# [Stored records]

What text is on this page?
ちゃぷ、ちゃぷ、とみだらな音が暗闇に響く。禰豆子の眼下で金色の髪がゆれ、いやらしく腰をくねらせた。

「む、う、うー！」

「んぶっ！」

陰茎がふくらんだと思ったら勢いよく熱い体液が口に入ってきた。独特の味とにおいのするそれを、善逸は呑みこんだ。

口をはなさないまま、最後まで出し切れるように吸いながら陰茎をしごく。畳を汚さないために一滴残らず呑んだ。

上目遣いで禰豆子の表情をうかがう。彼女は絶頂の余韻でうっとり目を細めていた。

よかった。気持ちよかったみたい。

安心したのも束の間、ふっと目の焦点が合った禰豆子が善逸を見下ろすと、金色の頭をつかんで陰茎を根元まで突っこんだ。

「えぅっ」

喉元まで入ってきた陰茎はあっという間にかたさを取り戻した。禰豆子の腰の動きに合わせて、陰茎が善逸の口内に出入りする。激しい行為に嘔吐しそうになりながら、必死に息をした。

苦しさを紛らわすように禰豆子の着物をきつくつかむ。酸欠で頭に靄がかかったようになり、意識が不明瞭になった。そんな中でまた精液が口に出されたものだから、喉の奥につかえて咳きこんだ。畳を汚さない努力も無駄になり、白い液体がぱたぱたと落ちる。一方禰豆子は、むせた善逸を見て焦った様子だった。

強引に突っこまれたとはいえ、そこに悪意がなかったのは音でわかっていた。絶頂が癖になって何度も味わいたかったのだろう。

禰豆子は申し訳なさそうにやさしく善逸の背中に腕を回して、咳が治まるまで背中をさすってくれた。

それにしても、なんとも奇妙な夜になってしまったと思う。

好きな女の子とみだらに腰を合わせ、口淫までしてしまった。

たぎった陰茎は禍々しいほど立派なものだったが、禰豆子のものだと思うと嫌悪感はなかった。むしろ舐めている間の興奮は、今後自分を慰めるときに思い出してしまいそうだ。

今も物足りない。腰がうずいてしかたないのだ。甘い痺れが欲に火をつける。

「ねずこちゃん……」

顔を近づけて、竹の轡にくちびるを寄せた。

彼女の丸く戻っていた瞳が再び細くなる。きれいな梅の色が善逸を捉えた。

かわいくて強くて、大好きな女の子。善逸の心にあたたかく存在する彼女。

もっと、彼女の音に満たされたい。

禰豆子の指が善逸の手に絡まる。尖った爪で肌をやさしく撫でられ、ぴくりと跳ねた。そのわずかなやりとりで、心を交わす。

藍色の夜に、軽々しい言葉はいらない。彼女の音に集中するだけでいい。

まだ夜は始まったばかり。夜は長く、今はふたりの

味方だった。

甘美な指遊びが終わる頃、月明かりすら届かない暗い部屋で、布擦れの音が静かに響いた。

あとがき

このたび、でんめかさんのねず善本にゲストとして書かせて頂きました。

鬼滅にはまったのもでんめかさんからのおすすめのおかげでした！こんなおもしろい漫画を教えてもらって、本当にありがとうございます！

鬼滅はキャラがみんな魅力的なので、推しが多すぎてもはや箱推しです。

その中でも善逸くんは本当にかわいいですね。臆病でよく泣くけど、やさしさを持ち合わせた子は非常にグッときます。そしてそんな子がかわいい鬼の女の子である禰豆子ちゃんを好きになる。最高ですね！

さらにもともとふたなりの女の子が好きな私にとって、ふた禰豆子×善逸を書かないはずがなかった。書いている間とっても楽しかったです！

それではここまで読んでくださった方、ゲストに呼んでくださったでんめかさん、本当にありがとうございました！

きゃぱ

# [Exercise prompt]
Write out the full set of records exactly as given.

# [Expected output]
What text is on this page?
ちゃぷ、ちゃぷ、とみだらな音が暗闇に響く。禰豆子の眼下で金色の髪がゆれ、いやらしく腰をくねらせた。

「む、う、うー！」

「んぶっ！」

陰茎がふくらんだと思ったら勢いよく熱い体液が口に入ってきた。独特の味とにおいのするそれを、善逸は呑みこんだ。

口をはなさないまま、最後まで出し切れるように吸いながら陰茎をしごく。畳を汚さないために一滴残らず呑んだ。

上目遣いで禰豆子の表情をうかがう。彼女は絶頂の余韻でうっとり目を細めていた。

よかった。気持ちよかったみたい。

安心したのも束の間、ふっと目の焦点が合った禰豆子が善逸を見下ろすと、金色の頭をつかんで陰茎を根元まで突っこんだ。

「えぅっ」

喉元まで入ってきた陰茎はあっという間にかたさを取り戻した。禰豆子の腰の動きに合わせて、陰茎が善逸の口内に出入りする。激しい行為に嘔吐しそうになりながら、必死に息をした。

苦しさを紛らわすように禰豆子の着物をきつくつかむ。酸欠で頭に靄がかかったようになり、意識が不明瞭になった。そんな中でまた精液が口に出されたものだから、喉の奥につかえて咳きこんだ。畳を汚さない努力も無駄になり、白い液体がぱたぱたと落ちる。一方禰豆子は、むせた善逸を見て焦った様子だった。

強引に突っこまれたとはいえ、そこに悪意がなかったのは音でわかっていた。絶頂が癖になって何度も味わいたかったのだろう。

禰豆子は申し訳なさそうにやさしく善逸の背中に腕を回して、咳が治まるまで背中をさすってくれた。

それにしても、なんとも奇妙な夜になってしまったと思う。

好きな女の子とみだらに腰を合わせ、口淫までしてしまった。

たぎった陰茎は禍々しいほど立派なものだったが、禰豆子のものだと思うと嫌悪感はなかった。むしろ舐めている間の興奮は、今後自分を慰めるときに思い出してしまいそうだ。

今も物足りない。腰がうずいてしかたないのだ。甘い痺れが欲に火をつける。

「ねずこちゃん……」

顔を近づけて、竹の轡にくちびるを寄せた。

彼女の丸く戻っていた瞳が再び細くなる。きれいな梅の色が善逸を捉えた。

かわいくて強くて、大好きな女の子。善逸の心にあたたかく存在する彼女。

もっと、彼女の音に満たされたい。

禰豆子の指が善逸の手に絡まる。尖った爪で肌をやさしく撫でられ、ぴくりと跳ねた。そのわずかなやりとりで、心を交わす。

藍色の夜に、軽々しい言葉はいらない。彼女の音に集中するだけでいい。

まだ夜は始まったばかり。夜は長く、今はふたりの

味方だった。

甘美な指遊びが終わる頃、月明かりすら届かない暗い部屋で、布擦れの音が静かに響いた。

あとがき

このたび、でんめかさんのねず善本にゲストとして書かせて頂きました。

鬼滅にはまったのもでんめかさんからのおすすめのおかげでした！こんなおもしろい漫画を教えてもらって、本当にありがとうございます！

鬼滅はキャラがみんな魅力的なので、推しが多すぎてもはや箱推しです。

その中でも善逸くんは本当にかわいいですね。臆病でよく泣くけど、やさしさを持ち合わせた子は非常にグッときます。そしてそんな子がかわいい鬼の女の子である禰豆子ちゃんを好きになる。最高ですね！

さらにもともとふたなりの女の子が好きな私にとって、ふた禰豆子×善逸を書かないはずがなかった。書いている間とっても楽しかったです！

それではここまで読んでくださった方、ゲストに呼んでくださったでんめかさん、本当にありがとうございました！

きゃぱ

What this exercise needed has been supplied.